— Start INPUT MATERIAL —

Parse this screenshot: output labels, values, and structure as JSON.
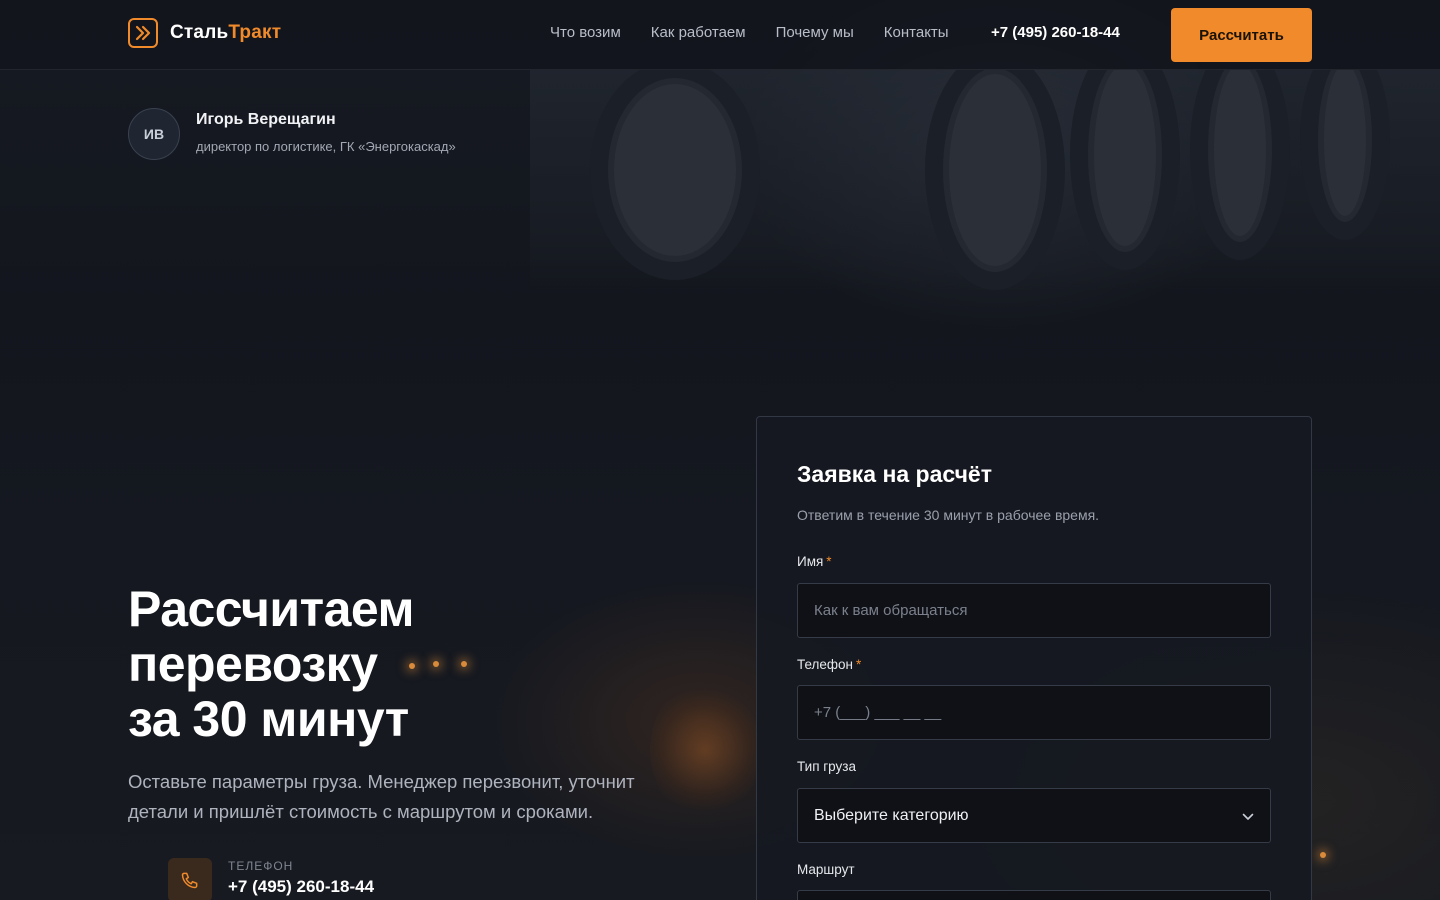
{
  "brand": {
    "name_part1": "Сталь",
    "name_part2": "Тракт",
    "accent_color": "#f08a2a"
  },
  "nav": {
    "items": [
      {
        "label": "Что возим"
      },
      {
        "label": "Как работаем"
      },
      {
        "label": "Почему мы"
      },
      {
        "label": "Контакты"
      }
    ],
    "phone": "+7 (495) 260-18-44",
    "cta_label": "Рассчитать"
  },
  "testimonial": {
    "initials": "ИВ",
    "name": "Игорь Верещагин",
    "role": "директор по логистике, ГК «Энергокаскад»"
  },
  "hero": {
    "title_lines": [
      "Рассчитаем",
      "перевозку",
      "за 30 минут"
    ],
    "subtitle": "Оставьте параметры груза. Менеджер перезвонит, уточнит детали и пришлёт стоимость с маршрутом и сроками.",
    "contact": {
      "label": "ТЕЛЕФОН",
      "value": "+7 (495) 260-18-44",
      "icon": "phone-icon"
    }
  },
  "form": {
    "title": "Заявка на расчёт",
    "subtitle": "Ответим в течение 30 минут в рабочее время.",
    "required_mark": "*",
    "fields": {
      "name": {
        "label": "Имя",
        "placeholder": "Как к вам обращаться"
      },
      "phone": {
        "label": "Телефон",
        "placeholder": "+7 (___) ___ __ __"
      },
      "cargo": {
        "label": "Тип груза",
        "value": "Выберите категорию"
      },
      "route": {
        "label": "Маршрут"
      }
    }
  }
}
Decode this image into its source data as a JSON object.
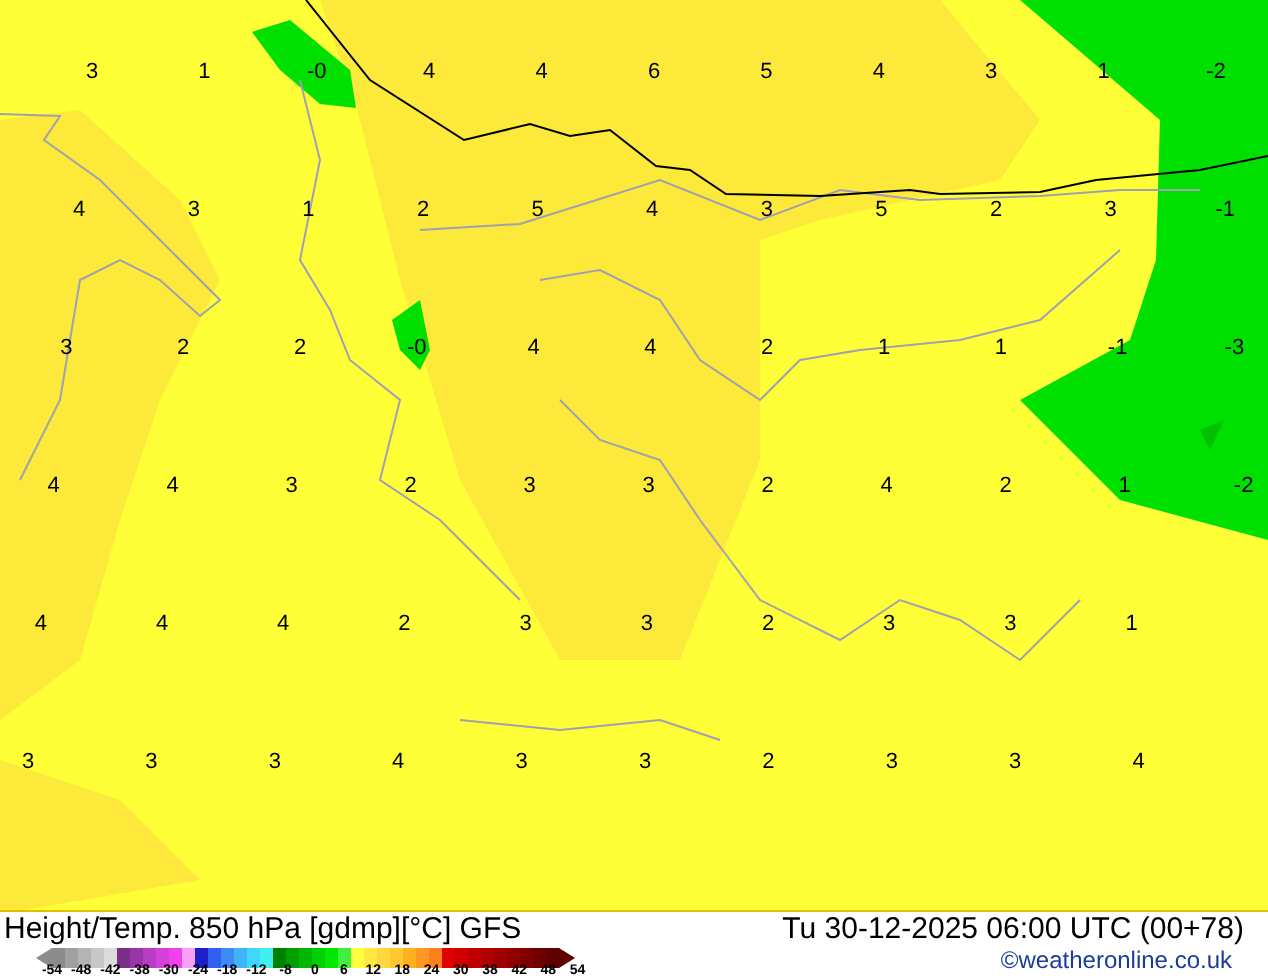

— End INPUT MATERIAL —

WHAT THE EXERCISE ASKS:
Look through the records and gather every line containing "placeholder".

TASK RESULT:
        "placeholder": "Как к вам обращаться"
        "placeholder": "+7 (___) ___ __ __"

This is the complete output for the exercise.